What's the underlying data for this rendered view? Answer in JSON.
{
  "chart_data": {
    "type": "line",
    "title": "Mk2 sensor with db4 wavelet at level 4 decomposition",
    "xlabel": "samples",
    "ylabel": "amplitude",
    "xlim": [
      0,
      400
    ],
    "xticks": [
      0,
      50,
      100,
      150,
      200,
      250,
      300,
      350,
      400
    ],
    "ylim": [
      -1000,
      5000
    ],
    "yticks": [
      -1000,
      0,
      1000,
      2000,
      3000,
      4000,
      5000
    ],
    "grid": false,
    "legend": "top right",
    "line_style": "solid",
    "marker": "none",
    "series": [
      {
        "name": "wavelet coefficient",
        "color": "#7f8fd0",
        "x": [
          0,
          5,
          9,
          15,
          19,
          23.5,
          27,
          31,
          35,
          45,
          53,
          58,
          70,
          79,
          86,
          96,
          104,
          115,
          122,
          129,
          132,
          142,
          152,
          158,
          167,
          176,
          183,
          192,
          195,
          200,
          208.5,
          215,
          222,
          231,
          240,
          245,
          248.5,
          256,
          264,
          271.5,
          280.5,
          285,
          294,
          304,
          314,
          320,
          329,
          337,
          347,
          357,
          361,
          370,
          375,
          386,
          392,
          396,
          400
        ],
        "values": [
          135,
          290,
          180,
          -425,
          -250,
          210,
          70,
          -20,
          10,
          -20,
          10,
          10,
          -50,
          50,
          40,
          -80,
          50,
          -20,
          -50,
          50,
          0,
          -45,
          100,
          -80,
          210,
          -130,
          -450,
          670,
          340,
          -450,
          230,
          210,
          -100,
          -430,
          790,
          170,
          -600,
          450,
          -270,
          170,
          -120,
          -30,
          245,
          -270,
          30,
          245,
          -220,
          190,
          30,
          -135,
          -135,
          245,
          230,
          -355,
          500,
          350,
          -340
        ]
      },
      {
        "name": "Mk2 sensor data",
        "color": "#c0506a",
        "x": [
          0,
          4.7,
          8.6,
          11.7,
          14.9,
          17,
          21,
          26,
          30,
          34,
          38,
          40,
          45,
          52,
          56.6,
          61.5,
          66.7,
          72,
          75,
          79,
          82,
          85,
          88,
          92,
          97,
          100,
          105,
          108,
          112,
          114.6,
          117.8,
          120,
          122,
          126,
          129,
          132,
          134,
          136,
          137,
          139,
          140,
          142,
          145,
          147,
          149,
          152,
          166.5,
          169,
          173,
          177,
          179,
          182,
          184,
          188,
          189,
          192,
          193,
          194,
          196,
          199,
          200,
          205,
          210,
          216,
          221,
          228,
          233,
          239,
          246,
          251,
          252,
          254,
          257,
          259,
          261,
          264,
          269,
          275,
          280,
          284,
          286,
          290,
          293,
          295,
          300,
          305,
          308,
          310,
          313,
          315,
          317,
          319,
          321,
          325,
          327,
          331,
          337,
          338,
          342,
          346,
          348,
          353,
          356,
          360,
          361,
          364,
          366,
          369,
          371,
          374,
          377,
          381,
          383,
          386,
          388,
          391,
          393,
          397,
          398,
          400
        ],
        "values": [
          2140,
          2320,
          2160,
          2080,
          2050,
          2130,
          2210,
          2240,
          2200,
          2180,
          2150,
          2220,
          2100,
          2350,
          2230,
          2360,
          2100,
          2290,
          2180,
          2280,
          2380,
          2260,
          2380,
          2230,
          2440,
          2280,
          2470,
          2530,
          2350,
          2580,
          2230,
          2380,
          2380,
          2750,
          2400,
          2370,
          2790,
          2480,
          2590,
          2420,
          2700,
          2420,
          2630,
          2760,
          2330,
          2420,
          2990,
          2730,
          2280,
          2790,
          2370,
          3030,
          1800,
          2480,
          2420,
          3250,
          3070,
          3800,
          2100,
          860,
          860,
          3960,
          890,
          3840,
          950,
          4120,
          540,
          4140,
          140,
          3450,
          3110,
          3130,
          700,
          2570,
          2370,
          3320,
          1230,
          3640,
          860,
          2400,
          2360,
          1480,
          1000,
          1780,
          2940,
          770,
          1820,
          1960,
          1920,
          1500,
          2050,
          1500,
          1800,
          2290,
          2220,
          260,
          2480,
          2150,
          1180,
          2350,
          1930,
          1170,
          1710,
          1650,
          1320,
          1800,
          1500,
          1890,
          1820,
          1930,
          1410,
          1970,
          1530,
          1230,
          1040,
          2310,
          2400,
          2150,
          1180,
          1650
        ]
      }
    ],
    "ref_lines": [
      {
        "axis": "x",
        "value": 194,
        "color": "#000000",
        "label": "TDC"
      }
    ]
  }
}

|---|

> **TASK**: Isolate the lines that hold the word "name" and copy all of them.

> **RESULT OF THE EXERCISE**:
        "name": "wavelet coefficient",
        "name": "Mk2 sensor data",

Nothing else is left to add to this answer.